"Renkleri Algılayabilmemiz İçin O Renklere Dair Kelimelerimizin mi Olması Gerekir?" başlıklı yazımızda da anlattığımız üzere, bu doğru değil.[1] Hiçbir araştırmada böyle bir sonuca varılmadı; bu sonuca varıldığı söylenen araştırmaları yapanlarla konuşulduğundaysa, vardıkları sonucun bu olmadığı (ve hatta böyle bir sonuca varabilecekleri bir metodolojiyi takip etmedikleri) görülüyor.
Tam tersine, yapılan araştırmalarda dilde olmayan renklerin de pek tabii görülebildiği, sadece onu ayırt edici bir sözcük olmadığında (doğal olarak) tanımlama konusunda birkaç milisaniyelik gecikmeler olabileceği görüldü. Haliyle, dilde bir kelime olmadığında, o kelimenin karşılığı olan olguyu tarif etmenin birazcık zor olmasında anormal bir şey yok. Ama kelimesi olmayan renklerin görülemediği iddiası tamamen safsata.
Benzer şekilde, Antik Yunan'da ve öncesinde insanların mavi rengi göremediği iddiası da tamamen uydurma. Onu da buradaki yazımızda anlatmıştık.[2]
Bu iddiaların her ikisi de dilbilim ve sinirbilimde artık tamamen terk edilmiş olan Güçlü Sapir–Whorf Hipotezi diye çürük bir hipotezin kalıntıları...
Daha fazla bilgiyi o iki yazımızdan alabilirsiniz; ama ilk yazının sonuç kısmının bir parçasını buraya da aktarayım:
Zaten insanların sadece dile bağlı olarak renkleri teşhis edebilmesi rasyonel değildir: Eğer öyle olsaydı, hiçbir rengi teşhis edemezdik, zira o renge bir isim vermemiz gerektiğini bilemezdik. Çünkü unutmayın, bu iddiaya göre dilimizde bir renk ile ilişkili bir kelime yoksa, o rengi ayırt edemiyoruz. Eğer durum buysa, ilk başta herhangi bir renge herhangi bir renk vermeyi nasıl bilebilirdik?
İşin aslı şudur: Renkler, fiziksel bir gerçeklik olmasa da (yani farklı dalgaboylarının beyinde anlamlandırılmış karşılıklarından ibaret olsa da), bu renk algısının kökenleri insanlar da dâhil organizmaların çoğu için milyonlarca yıl önceye dayanmaktadır. İnsanların renk konusundaki tespit becerileri de, dilin evriminden çok ama çok önce evrimleşmiştir. Bütün halklar, dillerinde o renkle ilgili bir kelime olsun veya olmasın, herhangi bir göz veya beyin hasarı olmadığı müddetçe, aşağı yukarı aynı renk aralığını ve renk tiplerini ayırt edebilecektir.

Görev tanımı:
A - Renk algısı metninde "Daha fazla bilgiyi" ile başlayıp "vermeyi nasıl bilebilirdik?" sözcüklerine kadar süren bölümü olduğu gibi çıktı olarak verin.
B - Renk algısı metninde parantez içinde yer alan ifadelerin tamamını metindeki sırasıyla listeleyin.
C - Renk algısı metnine göre Güçlü Sapir–Whorf Hipotezi hangi alanlarda artık tamamen terk edilmiştir?
Bu alıştırmada kayıtlara ihtiyaç yoktur.

Sağlanan kayıtlar:

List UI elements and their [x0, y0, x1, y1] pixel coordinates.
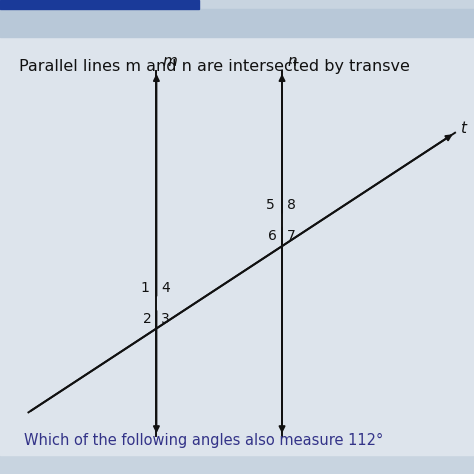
Text: m: m: [162, 54, 177, 69]
Text: 2: 2: [143, 312, 152, 326]
Text: 6: 6: [268, 229, 277, 243]
Text: 1: 1: [140, 281, 149, 295]
Text: 5: 5: [266, 198, 275, 212]
Text: Parallel lines m and n are intersected by transve: Parallel lines m and n are intersected b…: [19, 59, 410, 74]
Bar: [0, 0, 199, 9]
Bar: [0, 37, 474, 455]
Text: 7: 7: [287, 229, 295, 243]
Bar: [0, 9, 474, 37]
Text: 8: 8: [287, 198, 296, 212]
Text: t: t: [460, 121, 466, 137]
Text: 3: 3: [161, 312, 170, 326]
Text: 4: 4: [161, 281, 170, 295]
Text: Which of the following angles also measure 112°: Which of the following angles also measu…: [24, 433, 383, 448]
Text: n: n: [288, 54, 297, 69]
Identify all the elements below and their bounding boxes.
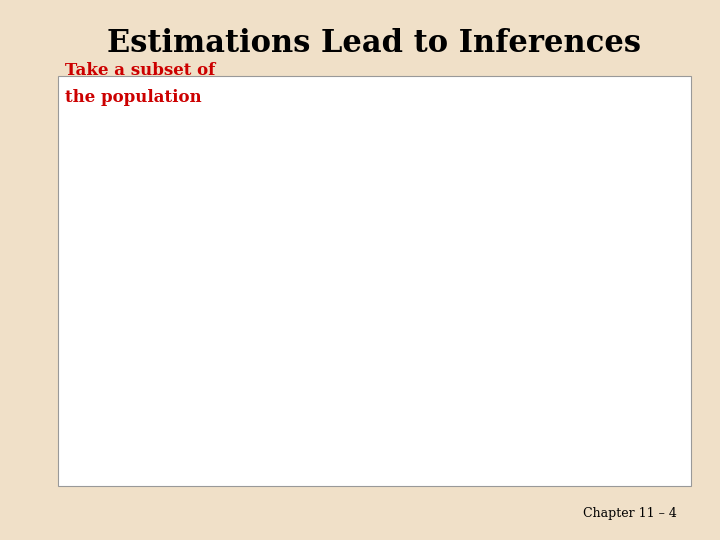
Text: $27,869 < μY < $30,811: $27,869 < μY < $30,811	[433, 330, 569, 347]
Text: Inference about
Population: Inference about Population	[302, 341, 397, 369]
Text: A Sample
of Americans: A Sample of Americans	[149, 238, 233, 266]
Text: The Population
of Americans: The Population of Americans	[454, 238, 549, 266]
Text: the population: the population	[65, 89, 202, 106]
Text: Chapter 11 – 4: Chapter 11 – 4	[583, 507, 677, 519]
Text: Estimations Lead to Inferences: Estimations Lead to Inferences	[107, 28, 642, 59]
Text: Calculation of
sample mean
and sample
standard deviation: Calculation of sample mean and sample st…	[128, 371, 240, 429]
Text: Take a subset of: Take a subset of	[65, 62, 215, 79]
Ellipse shape	[134, 191, 248, 314]
Text: Sampling
Procedure: Sampling Procedure	[305, 144, 367, 172]
Text: $\bar{Y}$ = $29,340: $\bar{Y}$ = $29,340	[116, 430, 253, 443]
Ellipse shape	[374, 153, 628, 392]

Sıralı çözümler:
A -
Daha fazla bilgiyi o iki yazımızdan alabilirsiniz; ama ilk yazının sonuç kısmının bir parçasını buraya da aktarayım:
Zaten insanların sadece dile bağlı olarak renkleri teşhis edebilmesi rasyonel değildir: Eğer öyle olsaydı, hiçbir rengi teşhis edemezdik, zira o renge bir isim vermemiz gerektiğini bilemezdik. Çünkü unutmayın, bu iddiaya göre dilimizde bir renk ile ilişkili bir kelime yoksa, o rengi ayırt edemiyoruz. Eğer durum buysa, ilk başta herhangi bir renge herhangi bir renk vermeyi nasıl bilebilirdik?

B -
- ve hatta böyle bir sonuca varabilecekleri bir metodolojiyi takip etmedikleri
- doğal olarak
- yani farklı dalgaboylarının beyinde anlamlandırılmış karşılıklarından ibaret olsa da

C - Dilbilim ve sinirbilimde.